─── Source material ───
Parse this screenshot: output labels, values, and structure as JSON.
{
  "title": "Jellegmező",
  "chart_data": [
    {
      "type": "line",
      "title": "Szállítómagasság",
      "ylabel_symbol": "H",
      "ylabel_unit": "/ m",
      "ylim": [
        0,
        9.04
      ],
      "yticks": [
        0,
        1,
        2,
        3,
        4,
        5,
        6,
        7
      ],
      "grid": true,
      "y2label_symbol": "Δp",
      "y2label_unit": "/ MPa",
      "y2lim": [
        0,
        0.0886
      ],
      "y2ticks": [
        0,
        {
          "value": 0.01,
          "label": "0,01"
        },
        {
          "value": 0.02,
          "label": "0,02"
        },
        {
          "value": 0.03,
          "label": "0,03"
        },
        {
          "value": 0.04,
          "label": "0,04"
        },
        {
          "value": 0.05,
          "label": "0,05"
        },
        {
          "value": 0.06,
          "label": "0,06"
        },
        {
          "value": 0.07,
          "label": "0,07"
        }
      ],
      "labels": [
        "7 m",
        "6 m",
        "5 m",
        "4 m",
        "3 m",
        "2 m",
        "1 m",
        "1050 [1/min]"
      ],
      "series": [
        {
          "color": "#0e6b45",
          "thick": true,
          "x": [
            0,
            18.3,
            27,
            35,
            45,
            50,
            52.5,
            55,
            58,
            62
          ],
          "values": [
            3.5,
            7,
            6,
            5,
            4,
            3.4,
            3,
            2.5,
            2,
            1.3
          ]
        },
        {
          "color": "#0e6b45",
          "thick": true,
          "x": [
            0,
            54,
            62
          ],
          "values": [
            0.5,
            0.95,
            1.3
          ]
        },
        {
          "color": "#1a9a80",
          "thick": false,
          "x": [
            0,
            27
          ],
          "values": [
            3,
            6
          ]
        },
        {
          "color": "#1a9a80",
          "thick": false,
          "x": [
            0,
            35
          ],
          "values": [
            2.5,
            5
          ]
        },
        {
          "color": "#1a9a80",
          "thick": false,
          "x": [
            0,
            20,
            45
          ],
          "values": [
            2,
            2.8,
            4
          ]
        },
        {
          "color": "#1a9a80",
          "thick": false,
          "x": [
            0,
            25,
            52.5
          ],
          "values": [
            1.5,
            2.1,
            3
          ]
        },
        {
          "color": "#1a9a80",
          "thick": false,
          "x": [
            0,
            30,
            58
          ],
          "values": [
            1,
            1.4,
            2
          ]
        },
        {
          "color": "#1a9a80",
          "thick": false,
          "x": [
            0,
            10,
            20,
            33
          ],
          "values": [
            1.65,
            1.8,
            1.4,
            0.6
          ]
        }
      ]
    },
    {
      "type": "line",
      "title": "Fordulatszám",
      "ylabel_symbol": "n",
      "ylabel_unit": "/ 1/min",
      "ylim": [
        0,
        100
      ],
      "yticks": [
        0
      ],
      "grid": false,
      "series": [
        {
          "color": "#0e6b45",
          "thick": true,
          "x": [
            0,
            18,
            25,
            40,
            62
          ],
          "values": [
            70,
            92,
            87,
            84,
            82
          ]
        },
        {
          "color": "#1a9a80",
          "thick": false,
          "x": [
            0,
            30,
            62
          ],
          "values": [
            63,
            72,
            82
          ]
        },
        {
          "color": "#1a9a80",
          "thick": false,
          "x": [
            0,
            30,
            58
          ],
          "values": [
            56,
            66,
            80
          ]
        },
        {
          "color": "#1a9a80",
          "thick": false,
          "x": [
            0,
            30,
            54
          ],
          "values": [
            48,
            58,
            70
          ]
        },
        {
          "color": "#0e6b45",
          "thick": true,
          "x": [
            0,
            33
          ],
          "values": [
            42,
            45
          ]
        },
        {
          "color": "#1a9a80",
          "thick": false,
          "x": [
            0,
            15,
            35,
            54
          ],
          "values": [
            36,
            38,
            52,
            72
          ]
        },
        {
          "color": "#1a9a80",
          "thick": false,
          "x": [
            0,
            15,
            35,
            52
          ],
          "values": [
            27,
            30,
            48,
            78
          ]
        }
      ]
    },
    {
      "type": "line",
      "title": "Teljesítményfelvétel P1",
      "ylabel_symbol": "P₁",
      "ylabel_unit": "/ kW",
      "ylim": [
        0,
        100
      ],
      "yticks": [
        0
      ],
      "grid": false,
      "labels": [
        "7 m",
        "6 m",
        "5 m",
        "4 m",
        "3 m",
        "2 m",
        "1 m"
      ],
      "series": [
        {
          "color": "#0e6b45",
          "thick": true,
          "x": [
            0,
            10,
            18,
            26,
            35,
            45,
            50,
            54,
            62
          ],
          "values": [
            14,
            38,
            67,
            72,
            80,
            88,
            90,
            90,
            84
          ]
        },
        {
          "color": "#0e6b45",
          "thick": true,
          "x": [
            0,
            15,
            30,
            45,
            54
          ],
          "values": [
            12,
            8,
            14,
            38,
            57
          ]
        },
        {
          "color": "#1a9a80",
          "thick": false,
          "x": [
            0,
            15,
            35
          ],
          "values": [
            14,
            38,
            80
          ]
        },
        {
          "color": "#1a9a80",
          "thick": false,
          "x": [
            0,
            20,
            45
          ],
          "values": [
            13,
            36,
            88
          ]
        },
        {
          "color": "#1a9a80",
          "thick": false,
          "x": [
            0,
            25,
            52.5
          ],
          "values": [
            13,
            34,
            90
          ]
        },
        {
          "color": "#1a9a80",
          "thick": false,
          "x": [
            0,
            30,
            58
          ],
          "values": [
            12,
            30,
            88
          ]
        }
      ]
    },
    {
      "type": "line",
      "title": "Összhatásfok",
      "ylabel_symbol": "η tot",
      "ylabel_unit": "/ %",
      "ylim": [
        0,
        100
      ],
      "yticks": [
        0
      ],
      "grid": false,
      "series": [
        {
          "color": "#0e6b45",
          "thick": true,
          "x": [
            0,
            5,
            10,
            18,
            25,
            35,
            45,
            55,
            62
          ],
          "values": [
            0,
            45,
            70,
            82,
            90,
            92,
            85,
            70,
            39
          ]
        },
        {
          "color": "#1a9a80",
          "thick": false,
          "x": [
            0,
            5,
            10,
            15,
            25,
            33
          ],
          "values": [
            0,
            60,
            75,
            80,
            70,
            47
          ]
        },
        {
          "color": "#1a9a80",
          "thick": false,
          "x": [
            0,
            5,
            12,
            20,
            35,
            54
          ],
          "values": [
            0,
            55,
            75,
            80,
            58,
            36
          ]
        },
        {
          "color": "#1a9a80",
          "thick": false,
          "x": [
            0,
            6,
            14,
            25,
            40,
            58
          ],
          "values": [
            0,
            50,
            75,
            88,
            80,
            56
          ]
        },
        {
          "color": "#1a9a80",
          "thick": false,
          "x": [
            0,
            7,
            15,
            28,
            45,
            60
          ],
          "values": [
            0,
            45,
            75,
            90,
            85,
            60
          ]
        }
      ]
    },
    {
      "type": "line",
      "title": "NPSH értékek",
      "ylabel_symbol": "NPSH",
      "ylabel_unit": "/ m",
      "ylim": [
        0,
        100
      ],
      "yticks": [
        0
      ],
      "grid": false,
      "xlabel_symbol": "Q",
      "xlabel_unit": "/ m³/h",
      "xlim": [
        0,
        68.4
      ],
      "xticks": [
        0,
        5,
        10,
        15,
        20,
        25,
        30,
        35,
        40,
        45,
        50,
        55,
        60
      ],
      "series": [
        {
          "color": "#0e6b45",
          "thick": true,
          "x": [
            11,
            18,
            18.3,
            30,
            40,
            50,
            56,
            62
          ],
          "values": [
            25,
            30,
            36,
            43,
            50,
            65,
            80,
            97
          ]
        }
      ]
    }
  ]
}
───
- _Written task_
Set down each entry again, unchanged.

- _Finished task_
Parse this screenshot: output labels, values, and structure as JSON.
{
  "title": "Jellegmező",
  "chart_data": [
    {
      "type": "line",
      "title": "Szállítómagasság",
      "ylabel_symbol": "H",
      "ylabel_unit": "/ m",
      "ylim": [
        0,
        9.04
      ],
      "yticks": [
        0,
        1,
        2,
        3,
        4,
        5,
        6,
        7
      ],
      "grid": true,
      "y2label_symbol": "Δp",
      "y2label_unit": "/ MPa",
      "y2lim": [
        0,
        0.0886
      ],
      "y2ticks": [
        0,
        {
          "value": 0.01,
          "label": "0,01"
        },
        {
          "value": 0.02,
          "label": "0,02"
        },
        {
          "value": 0.03,
          "label": "0,03"
        },
        {
          "value": 0.04,
          "label": "0,04"
        },
        {
          "value": 0.05,
          "label": "0,05"
        },
        {
          "value": 0.06,
          "label": "0,06"
        },
        {
          "value": 0.07,
          "label": "0,07"
        }
      ],
      "labels": [
        "7 m",
        "6 m",
        "5 m",
        "4 m",
        "3 m",
        "2 m",
        "1 m",
        "1050 [1/min]"
      ],
      "series": [
        {
          "color": "#0e6b45",
          "thick": true,
          "x": [
            0,
            18.3,
            27,
            35,
            45,
            50,
            52.5,
            55,
            58,
            62
          ],
          "values": [
            3.5,
            7,
            6,
            5,
            4,
            3.4,
            3,
            2.5,
            2,
            1.3
          ]
        },
        {
          "color": "#0e6b45",
          "thick": true,
          "x": [
            0,
            54,
            62
          ],
          "values": [
            0.5,
            0.95,
            1.3
          ]
        },
        {
          "color": "#1a9a80",
          "thick": false,
          "x": [
            0,
            27
          ],
          "values": [
            3,
            6
          ]
        },
        {
          "color": "#1a9a80",
          "thick": false,
          "x": [
            0,
            35
          ],
          "values": [
            2.5,
            5
          ]
        },
        {
          "color": "#1a9a80",
          "thick": false,
          "x": [
            0,
            20,
            45
          ],
          "values": [
            2,
            2.8,
            4
          ]
        },
        {
          "color": "#1a9a80",
          "thick": false,
          "x": [
            0,
            25,
            52.5
          ],
          "values": [
            1.5,
            2.1,
            3
          ]
        },
        {
          "color": "#1a9a80",
          "thick": false,
          "x": [
            0,
            30,
            58
          ],
          "values": [
            1,
            1.4,
            2
          ]
        },
        {
          "color": "#1a9a80",
          "thick": false,
          "x": [
            0,
            10,
            20,
            33
          ],
          "values": [
            1.65,
            1.8,
            1.4,
            0.6
          ]
        }
      ]
    },
    {
      "type": "line",
      "title": "Fordulatszám",
      "ylabel_symbol": "n",
      "ylabel_unit": "/ 1/min",
      "ylim": [
        0,
        100
      ],
      "yticks": [
        0
      ],
      "grid": false,
      "series": [
        {
          "color": "#0e6b45",
          "thick": true,
          "x": [
            0,
            18,
            25,
            40,
            62
          ],
          "values": [
            70,
            92,
            87,
            84,
            82
          ]
        },
        {
          "color": "#1a9a80",
          "thick": false,
          "x": [
            0,
            30,
            62
          ],
          "values": [
            63,
            72,
            82
          ]
        },
        {
          "color": "#1a9a80",
          "thick": false,
          "x": [
            0,
            30,
            58
          ],
          "values": [
            56,
            66,
            80
          ]
        },
        {
          "color": "#1a9a80",
          "thick": false,
          "x": [
            0,
            30,
            54
          ],
          "values": [
            48,
            58,
            70
          ]
        },
        {
          "color": "#0e6b45",
          "thick": true,
          "x": [
            0,
            33
          ],
          "values": [
            42,
            45
          ]
        },
        {
          "color": "#1a9a80",
          "thick": false,
          "x": [
            0,
            15,
            35,
            54
          ],
          "values": [
            36,
            38,
            52,
            72
          ]
        },
        {
          "color": "#1a9a80",
          "thick": false,
          "x": [
            0,
            15,
            35,
            52
          ],
          "values": [
            27,
            30,
            48,
            78
          ]
        }
      ]
    },
    {
      "type": "line",
      "title": "Teljesítményfelvétel P1",
      "ylabel_symbol": "P₁",
      "ylabel_unit": "/ kW",
      "ylim": [
        0,
        100
      ],
      "yticks": [
        0
      ],
      "grid": false,
      "labels": [
        "7 m",
        "6 m",
        "5 m",
        "4 m",
        "3 m",
        "2 m",
        "1 m"
      ],
      "series": [
        {
          "color": "#0e6b45",
          "thick": true,
          "x": [
            0,
            10,
            18,
            26,
            35,
            45,
            50,
            54,
            62
          ],
          "values": [
            14,
            38,
            67,
            72,
            80,
            88,
            90,
            90,
            84
          ]
        },
        {
          "color": "#0e6b45",
          "thick": true,
          "x": [
            0,
            15,
            30,
            45,
            54
          ],
          "values": [
            12,
            8,
            14,
            38,
            57
          ]
        },
        {
          "color": "#1a9a80",
          "thick": false,
          "x": [
            0,
            15,
            35
          ],
          "values": [
            14,
            38,
            80
          ]
        },
        {
          "color": "#1a9a80",
          "thick": false,
          "x": [
            0,
            20,
            45
          ],
          "values": [
            13,
            36,
            88
          ]
        },
        {
          "color": "#1a9a80",
          "thick": false,
          "x": [
            0,
            25,
            52.5
          ],
          "values": [
            13,
            34,
            90
          ]
        },
        {
          "color": "#1a9a80",
          "thick": false,
          "x": [
            0,
            30,
            58
          ],
          "values": [
            12,
            30,
            88
          ]
        }
      ]
    },
    {
      "type": "line",
      "title": "Összhatásfok",
      "ylabel_symbol": "η tot",
      "ylabel_unit": "/ %",
      "ylim": [
        0,
        100
      ],
      "yticks": [
        0
      ],
      "grid": false,
      "series": [
        {
          "color": "#0e6b45",
          "thick": true,
          "x": [
            0,
            5,
            10,
            18,
            25,
            35,
            45,
            55,
            62
          ],
          "values": [
            0,
            45,
            70,
            82,
            90,
            92,
            85,
            70,
            39
          ]
        },
        {
          "color": "#1a9a80",
          "thick": false,
          "x": [
            0,
            5,
            10,
            15,
            25,
            33
          ],
          "values": [
            0,
            60,
            75,
            80,
            70,
            47
          ]
        },
        {
          "color": "#1a9a80",
          "thick": false,
          "x": [
            0,
            5,
            12,
            20,
            35,
            54
          ],
          "values": [
            0,
            55,
            75,
            80,
            58,
            36
          ]
        },
        {
          "color": "#1a9a80",
          "thick": false,
          "x": [
            0,
            6,
            14,
            25,
            40,
            58
          ],
          "values": [
            0,
            50,
            75,
            88,
            80,
            56
          ]
        },
        {
          "color": "#1a9a80",
          "thick": false,
          "x": [
            0,
            7,
            15,
            28,
            45,
            60
          ],
          "values": [
            0,
            45,
            75,
            90,
            85,
            60
          ]
        }
      ]
    },
    {
      "type": "line",
      "title": "NPSH értékek",
      "ylabel_symbol": "NPSH",
      "ylabel_unit": "/ m",
      "ylim": [
        0,
        100
      ],
      "yticks": [
        0
      ],
      "grid": false,
      "xlabel_symbol": "Q",
      "xlabel_unit": "/ m³/h",
      "xlim": [
        0,
        68.4
      ],
      "xticks": [
        0,
        5,
        10,
        15,
        20,
        25,
        30,
        35,
        40,
        45,
        50,
        55,
        60
      ],
      "series": [
        {
          "color": "#0e6b45",
          "thick": true,
          "x": [
            11,
            18,
            18.3,
            30,
            40,
            50,
            56,
            62
          ],
          "values": [
            25,
            30,
            36,
            43,
            50,
            65,
            80,
            97
          ]
        }
      ]
    }
  ]
}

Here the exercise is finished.